(Dataset items)
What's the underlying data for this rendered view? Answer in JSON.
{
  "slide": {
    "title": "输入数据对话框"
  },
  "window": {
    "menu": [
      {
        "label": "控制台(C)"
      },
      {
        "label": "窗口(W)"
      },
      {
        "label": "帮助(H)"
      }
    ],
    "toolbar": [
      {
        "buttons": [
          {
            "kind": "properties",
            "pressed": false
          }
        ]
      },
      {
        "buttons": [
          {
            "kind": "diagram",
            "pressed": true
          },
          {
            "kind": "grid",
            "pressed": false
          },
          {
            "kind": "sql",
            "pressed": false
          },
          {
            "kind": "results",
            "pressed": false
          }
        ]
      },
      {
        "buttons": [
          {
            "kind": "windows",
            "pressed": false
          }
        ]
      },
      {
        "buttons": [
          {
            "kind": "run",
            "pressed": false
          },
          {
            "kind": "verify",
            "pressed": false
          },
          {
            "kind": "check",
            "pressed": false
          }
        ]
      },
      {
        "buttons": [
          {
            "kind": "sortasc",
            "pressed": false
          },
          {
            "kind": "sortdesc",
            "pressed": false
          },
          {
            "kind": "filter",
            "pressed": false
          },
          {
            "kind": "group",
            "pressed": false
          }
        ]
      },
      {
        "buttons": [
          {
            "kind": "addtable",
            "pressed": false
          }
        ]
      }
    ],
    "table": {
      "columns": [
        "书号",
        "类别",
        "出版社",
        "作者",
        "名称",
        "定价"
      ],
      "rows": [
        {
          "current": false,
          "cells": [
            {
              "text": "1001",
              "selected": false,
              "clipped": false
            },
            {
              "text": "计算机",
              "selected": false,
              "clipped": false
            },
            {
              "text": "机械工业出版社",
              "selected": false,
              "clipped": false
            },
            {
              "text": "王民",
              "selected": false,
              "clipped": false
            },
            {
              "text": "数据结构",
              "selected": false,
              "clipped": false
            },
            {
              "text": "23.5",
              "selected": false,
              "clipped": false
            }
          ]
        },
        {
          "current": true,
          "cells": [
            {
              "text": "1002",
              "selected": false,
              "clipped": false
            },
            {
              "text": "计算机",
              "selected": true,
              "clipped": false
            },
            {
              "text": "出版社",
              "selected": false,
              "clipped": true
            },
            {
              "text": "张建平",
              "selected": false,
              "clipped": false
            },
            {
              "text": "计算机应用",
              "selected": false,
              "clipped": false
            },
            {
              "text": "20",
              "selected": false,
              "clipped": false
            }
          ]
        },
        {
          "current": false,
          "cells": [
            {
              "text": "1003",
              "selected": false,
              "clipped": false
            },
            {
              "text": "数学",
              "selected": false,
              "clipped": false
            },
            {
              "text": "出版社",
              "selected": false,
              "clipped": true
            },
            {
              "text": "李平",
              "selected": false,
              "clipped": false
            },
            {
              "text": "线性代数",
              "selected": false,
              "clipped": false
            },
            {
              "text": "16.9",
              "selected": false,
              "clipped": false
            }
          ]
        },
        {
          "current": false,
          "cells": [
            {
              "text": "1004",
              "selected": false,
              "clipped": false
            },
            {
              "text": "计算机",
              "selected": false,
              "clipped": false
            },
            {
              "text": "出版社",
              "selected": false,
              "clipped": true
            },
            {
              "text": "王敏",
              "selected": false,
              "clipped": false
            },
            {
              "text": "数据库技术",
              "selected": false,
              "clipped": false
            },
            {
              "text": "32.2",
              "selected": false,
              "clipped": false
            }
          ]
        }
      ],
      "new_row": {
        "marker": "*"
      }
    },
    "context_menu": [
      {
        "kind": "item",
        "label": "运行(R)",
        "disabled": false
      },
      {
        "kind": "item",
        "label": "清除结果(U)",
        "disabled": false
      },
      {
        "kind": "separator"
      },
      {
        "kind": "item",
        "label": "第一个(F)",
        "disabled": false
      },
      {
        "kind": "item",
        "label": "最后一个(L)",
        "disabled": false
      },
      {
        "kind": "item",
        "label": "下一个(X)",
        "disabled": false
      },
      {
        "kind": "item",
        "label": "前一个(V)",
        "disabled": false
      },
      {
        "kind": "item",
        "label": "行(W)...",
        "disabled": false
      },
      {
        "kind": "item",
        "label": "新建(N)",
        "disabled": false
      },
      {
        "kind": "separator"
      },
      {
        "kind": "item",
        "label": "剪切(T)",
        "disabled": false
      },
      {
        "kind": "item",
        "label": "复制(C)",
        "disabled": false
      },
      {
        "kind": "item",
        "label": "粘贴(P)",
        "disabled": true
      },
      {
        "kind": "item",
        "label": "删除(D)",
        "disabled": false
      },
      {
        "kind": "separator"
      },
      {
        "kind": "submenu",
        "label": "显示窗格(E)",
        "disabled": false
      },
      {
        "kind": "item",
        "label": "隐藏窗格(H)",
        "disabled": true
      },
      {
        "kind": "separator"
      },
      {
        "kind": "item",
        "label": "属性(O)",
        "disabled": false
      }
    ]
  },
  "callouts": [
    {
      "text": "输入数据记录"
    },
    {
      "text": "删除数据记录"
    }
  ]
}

*SET EXERCISE*.
Print out every record again, exactly and in full.

*THE RESPONSE*.
What's the underlying data for this rendered view? Answer in JSON.
{
  "slide": {
    "title": "输入数据对话框"
  },
  "window": {
    "menu": [
      {
        "label": "控制台(C)"
      },
      {
        "label": "窗口(W)"
      },
      {
        "label": "帮助(H)"
      }
    ],
    "toolbar": [
      {
        "buttons": [
          {
            "kind": "properties",
            "pressed": false
          }
        ]
      },
      {
        "buttons": [
          {
            "kind": "diagram",
            "pressed": true
          },
          {
            "kind": "grid",
            "pressed": false
          },
          {
            "kind": "sql",
            "pressed": false
          },
          {
            "kind": "results",
            "pressed": false
          }
        ]
      },
      {
        "buttons": [
          {
            "kind": "windows",
            "pressed": false
          }
        ]
      },
      {
        "buttons": [
          {
            "kind": "run",
            "pressed": false
          },
          {
            "kind": "verify",
            "pressed": false
          },
          {
            "kind": "check",
            "pressed": false
          }
        ]
      },
      {
        "buttons": [
          {
            "kind": "sortasc",
            "pressed": false
          },
          {
            "kind": "sortdesc",
            "pressed": false
          },
          {
            "kind": "filter",
            "pressed": false
          },
          {
            "kind": "group",
            "pressed": false
          }
        ]
      },
      {
        "buttons": [
          {
            "kind": "addtable",
            "pressed": false
          }
        ]
      }
    ],
    "table": {
      "columns": [
        "书号",
        "类别",
        "出版社",
        "作者",
        "名称",
        "定价"
      ],
      "rows": [
        {
          "current": false,
          "cells": [
            {
              "text": "1001",
              "selected": false,
              "clipped": false
            },
            {
              "text": "计算机",
              "selected": false,
              "clipped": false
            },
            {
              "text": "机械工业出版社",
              "selected": false,
              "clipped": false
            },
            {
              "text": "王民",
              "selected": false,
              "clipped": false
            },
            {
              "text": "数据结构",
              "selected": false,
              "clipped": false
            },
            {
              "text": "23.5",
              "selected": false,
              "clipped": false
            }
          ]
        },
        {
          "current": true,
          "cells": [
            {
              "text": "1002",
              "selected": false,
              "clipped": false
            },
            {
              "text": "计算机",
              "selected": true,
              "clipped": false
            },
            {
              "text": "出版社",
              "selected": false,
              "clipped": true
            },
            {
              "text": "张建平",
              "selected": false,
              "clipped": false
            },
            {
              "text": "计算机应用",
              "selected": false,
              "clipped": false
            },
            {
              "text": "20",
              "selected": false,
              "clipped": false
            }
          ]
        },
        {
          "current": false,
          "cells": [
            {
              "text": "1003",
              "selected": false,
              "clipped": false
            },
            {
              "text": "数学",
              "selected": false,
              "clipped": false
            },
            {
              "text": "出版社",
              "selected": false,
              "clipped": true
            },
            {
              "text": "李平",
              "selected": false,
              "clipped": false
            },
            {
              "text": "线性代数",
              "selected": false,
              "clipped": false
            },
            {
              "text": "16.9",
              "selected": false,
              "clipped": false
            }
          ]
        },
        {
          "current": false,
          "cells": [
            {
              "text": "1004",
              "selected": false,
              "clipped": false
            },
            {
              "text": "计算机",
              "selected": false,
              "clipped": false
            },
            {
              "text": "出版社",
              "selected": false,
              "clipped": true
            },
            {
              "text": "王敏",
              "selected": false,
              "clipped": false
            },
            {
              "text": "数据库技术",
              "selected": false,
              "clipped": false
            },
            {
              "text": "32.2",
              "selected": false,
              "clipped": false
            }
          ]
        }
      ],
      "new_row": {
        "marker": "*"
      }
    },
    "context_menu": [
      {
        "kind": "item",
        "label": "运行(R)",
        "disabled": false
      },
      {
        "kind": "item",
        "label": "清除结果(U)",
        "disabled": false
      },
      {
        "kind": "separator"
      },
      {
        "kind": "item",
        "label": "第一个(F)",
        "disabled": false
      },
      {
        "kind": "item",
        "label": "最后一个(L)",
        "disabled": false
      },
      {
        "kind": "item",
        "label": "下一个(X)",
        "disabled": false
      },
      {
        "kind": "item",
        "label": "前一个(V)",
        "disabled": false
      },
      {
        "kind": "item",
        "label": "行(W)...",
        "disabled": false
      },
      {
        "kind": "item",
        "label": "新建(N)",
        "disabled": false
      },
      {
        "kind": "separator"
      },
      {
        "kind": "item",
        "label": "剪切(T)",
        "disabled": false
      },
      {
        "kind": "item",
        "label": "复制(C)",
        "disabled": false
      },
      {
        "kind": "item",
        "label": "粘贴(P)",
        "disabled": true
      },
      {
        "kind": "item",
        "label": "删除(D)",
        "disabled": false
      },
      {
        "kind": "separator"
      },
      {
        "kind": "submenu",
        "label": "显示窗格(E)",
        "disabled": false
      },
      {
        "kind": "item",
        "label": "隐藏窗格(H)",
        "disabled": true
      },
      {
        "kind": "separator"
      },
      {
        "kind": "item",
        "label": "属性(O)",
        "disabled": false
      }
    ]
  },
  "callouts": [
    {
      "text": "输入数据记录"
    },
    {
      "text": "删除数据记录"
    }
  ]
}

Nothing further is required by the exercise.